== 課題の目標 ==
提供された文章を読み、次の問いに答えよ。
(a) ボーリングCOが開設されたのはいつか。
(b) テスト運用部分が完成したのは何月か。
(c) マスク氏の自宅はどの地区にあるか。
### 提供された文章 ###
テスラ、スペースXのCEOでありソーラーパネル設置のソーラー・シティ、バッテリー製造のメガファクトリー、そしてオープンソースでAI構築を目指すオープンAI、脳に埋め込むデバイスを開発するニューラリンクなど、様々な事業を展開するイーロン・マスク氏。最も最近に開設した会社は2016年末の「ボーリングCO」というトンネル削岩会社だ。

 従来の3倍以上の速さでトンネルを実現できる、とする同社は、今年2月からスペースXの駐車場部分で試験的掘削を始め、7月にはテスト運用部分が完成した、とマスク氏自身がツイッターで発表した。

 マスク氏がトンネル構想を発表したのは「ロサンゼルス周辺の渋滞にうんざりしたから」だと語る。マスク氏の自宅はビバリーヒルズの隣で超高級住宅地として有名なベルエア地区にある。ここからスペースXに向かうには「世界最大の駐車場」とまで揶揄されるフリーウェイ405を通る必要がある。途中にロサンゼルス空港があるため、常に混雑しているフリーウェイだ。
### 提供された行 ###
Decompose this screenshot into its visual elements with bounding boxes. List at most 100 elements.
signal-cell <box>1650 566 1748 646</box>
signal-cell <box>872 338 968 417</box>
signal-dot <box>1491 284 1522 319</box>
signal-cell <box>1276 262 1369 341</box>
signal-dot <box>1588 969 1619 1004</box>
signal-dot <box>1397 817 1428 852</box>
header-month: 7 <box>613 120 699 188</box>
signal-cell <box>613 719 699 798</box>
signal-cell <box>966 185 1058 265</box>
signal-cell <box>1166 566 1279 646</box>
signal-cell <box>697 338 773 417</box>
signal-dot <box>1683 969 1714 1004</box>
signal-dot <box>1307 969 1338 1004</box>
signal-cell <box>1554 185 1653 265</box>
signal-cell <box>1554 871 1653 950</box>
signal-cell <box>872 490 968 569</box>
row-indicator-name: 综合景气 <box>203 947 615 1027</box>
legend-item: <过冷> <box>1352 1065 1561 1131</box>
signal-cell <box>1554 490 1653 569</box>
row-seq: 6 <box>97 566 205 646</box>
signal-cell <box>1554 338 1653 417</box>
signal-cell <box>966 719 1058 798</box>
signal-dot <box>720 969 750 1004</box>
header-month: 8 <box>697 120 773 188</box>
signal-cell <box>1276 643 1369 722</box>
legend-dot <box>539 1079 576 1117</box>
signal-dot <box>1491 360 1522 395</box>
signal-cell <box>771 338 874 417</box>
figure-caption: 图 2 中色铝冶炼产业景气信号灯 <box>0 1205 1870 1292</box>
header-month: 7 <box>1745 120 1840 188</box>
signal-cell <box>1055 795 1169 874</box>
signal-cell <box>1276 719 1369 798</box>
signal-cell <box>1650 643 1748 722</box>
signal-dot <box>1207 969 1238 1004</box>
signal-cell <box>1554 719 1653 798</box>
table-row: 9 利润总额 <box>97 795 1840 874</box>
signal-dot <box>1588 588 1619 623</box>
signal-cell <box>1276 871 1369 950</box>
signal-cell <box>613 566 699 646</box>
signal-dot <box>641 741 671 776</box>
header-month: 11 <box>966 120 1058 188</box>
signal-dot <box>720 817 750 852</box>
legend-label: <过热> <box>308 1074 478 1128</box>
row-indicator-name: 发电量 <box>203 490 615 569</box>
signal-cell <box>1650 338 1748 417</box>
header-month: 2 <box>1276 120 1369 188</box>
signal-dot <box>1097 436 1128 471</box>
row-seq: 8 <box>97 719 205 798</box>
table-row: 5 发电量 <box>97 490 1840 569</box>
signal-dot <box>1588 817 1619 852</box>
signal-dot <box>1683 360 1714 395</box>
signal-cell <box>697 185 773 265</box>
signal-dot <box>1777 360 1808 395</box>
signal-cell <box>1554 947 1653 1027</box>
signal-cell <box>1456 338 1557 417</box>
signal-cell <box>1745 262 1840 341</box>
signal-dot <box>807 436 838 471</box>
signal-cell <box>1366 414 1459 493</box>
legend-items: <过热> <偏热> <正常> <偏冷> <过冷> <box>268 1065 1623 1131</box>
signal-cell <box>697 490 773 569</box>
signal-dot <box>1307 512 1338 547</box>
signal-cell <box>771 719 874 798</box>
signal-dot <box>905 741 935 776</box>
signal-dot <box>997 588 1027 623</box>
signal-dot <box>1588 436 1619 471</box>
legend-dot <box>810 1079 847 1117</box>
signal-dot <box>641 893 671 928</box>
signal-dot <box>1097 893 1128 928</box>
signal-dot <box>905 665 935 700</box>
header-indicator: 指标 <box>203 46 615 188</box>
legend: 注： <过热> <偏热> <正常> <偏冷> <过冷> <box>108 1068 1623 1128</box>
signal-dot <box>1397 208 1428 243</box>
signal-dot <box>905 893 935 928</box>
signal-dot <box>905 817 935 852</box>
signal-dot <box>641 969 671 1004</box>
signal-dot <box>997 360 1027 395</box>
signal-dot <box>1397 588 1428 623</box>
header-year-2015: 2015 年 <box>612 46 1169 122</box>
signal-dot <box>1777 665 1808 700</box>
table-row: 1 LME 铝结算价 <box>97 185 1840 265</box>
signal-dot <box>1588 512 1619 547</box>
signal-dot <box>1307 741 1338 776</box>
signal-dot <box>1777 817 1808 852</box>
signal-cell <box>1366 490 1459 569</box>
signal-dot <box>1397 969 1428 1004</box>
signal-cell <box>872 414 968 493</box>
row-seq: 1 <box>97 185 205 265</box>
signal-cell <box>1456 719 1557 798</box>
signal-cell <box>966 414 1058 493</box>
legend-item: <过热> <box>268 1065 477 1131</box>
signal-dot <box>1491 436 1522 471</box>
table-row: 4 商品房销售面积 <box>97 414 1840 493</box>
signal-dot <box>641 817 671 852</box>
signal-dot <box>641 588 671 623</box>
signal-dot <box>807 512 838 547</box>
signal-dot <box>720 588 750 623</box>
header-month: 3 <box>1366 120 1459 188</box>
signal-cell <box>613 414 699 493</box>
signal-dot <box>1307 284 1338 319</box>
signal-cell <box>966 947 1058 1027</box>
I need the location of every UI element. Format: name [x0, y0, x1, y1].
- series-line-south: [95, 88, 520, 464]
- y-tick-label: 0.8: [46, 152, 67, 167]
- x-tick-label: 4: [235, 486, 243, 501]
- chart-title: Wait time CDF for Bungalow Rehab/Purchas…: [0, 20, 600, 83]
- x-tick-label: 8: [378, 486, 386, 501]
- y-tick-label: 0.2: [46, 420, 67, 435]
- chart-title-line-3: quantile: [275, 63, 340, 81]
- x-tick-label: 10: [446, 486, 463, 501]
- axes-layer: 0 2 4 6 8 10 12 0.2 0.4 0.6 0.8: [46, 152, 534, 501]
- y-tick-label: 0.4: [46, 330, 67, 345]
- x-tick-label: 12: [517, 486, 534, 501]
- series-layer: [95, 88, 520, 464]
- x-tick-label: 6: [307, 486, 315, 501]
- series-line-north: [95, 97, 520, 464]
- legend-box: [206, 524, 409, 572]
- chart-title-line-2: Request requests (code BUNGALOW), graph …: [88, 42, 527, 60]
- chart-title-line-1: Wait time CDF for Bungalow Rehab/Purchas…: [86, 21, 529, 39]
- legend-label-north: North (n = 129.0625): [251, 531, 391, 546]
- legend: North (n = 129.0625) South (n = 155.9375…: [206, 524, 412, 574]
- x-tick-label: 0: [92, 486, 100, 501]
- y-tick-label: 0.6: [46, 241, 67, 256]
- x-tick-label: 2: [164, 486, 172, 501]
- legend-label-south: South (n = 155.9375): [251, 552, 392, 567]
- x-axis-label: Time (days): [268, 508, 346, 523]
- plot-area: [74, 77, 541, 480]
###
== 完成した課題 ==
(a) 2016年末
(b) 7月
(c) ベルエア地区